(begin)

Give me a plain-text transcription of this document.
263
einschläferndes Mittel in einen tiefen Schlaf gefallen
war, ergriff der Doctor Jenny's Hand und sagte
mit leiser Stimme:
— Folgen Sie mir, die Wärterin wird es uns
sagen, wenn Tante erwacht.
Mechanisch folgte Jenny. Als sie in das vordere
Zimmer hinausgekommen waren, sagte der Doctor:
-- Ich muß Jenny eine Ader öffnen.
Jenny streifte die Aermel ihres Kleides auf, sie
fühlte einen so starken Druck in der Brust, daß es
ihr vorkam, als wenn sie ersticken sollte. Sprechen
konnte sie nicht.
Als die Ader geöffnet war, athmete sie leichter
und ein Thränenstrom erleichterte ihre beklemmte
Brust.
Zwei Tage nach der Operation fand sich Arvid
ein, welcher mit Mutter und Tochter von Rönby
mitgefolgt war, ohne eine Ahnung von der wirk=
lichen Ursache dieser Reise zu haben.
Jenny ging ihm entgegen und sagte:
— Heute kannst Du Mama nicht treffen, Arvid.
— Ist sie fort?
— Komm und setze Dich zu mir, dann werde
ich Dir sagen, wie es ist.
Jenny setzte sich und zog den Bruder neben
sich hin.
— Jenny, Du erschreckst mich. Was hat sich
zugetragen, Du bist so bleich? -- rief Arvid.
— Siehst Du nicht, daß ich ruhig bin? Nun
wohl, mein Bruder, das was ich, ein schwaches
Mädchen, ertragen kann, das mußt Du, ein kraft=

(end)

### Work to complete
Take the lines above and retype all of them exactly.

### Reply
Give me a plain-text transcription of this document.
263
einschläferndes Mittel in einen tiefen Schlaf gefallen
war, ergriff der Doctor Jenny's Hand und sagte
mit leiser Stimme:
— Folgen Sie mir, die Wärterin wird es uns
sagen, wenn Tante erwacht.
Mechanisch folgte Jenny. Als sie in das vordere
Zimmer hinausgekommen waren, sagte der Doctor:
-- Ich muß Jenny eine Ader öffnen.
Jenny streifte die Aermel ihres Kleides auf, sie
fühlte einen so starken Druck in der Brust, daß es
ihr vorkam, als wenn sie ersticken sollte. Sprechen
konnte sie nicht.
Als die Ader geöffnet war, athmete sie leichter
und ein Thränenstrom erleichterte ihre beklemmte
Brust.
Zwei Tage nach der Operation fand sich Arvid
ein, welcher mit Mutter und Tochter von Rönby
mitgefolgt war, ohne eine Ahnung von der wirk=
lichen Ursache dieser Reise zu haben.
Jenny ging ihm entgegen und sagte:
— Heute kannst Du Mama nicht treffen, Arvid.
— Ist sie fort?
— Komm und setze Dich zu mir, dann werde
ich Dir sagen, wie es ist.
Jenny setzte sich und zog den Bruder neben
sich hin.
— Jenny, Du erschreckst mich. Was hat sich
zugetragen, Du bist so bleich? -- rief Arvid.
— Siehst Du nicht, daß ich ruhig bin? Nun
wohl, mein Bruder, das was ich, ein schwaches
Mädchen, ertragen kann, das mußt Du, ein kraft=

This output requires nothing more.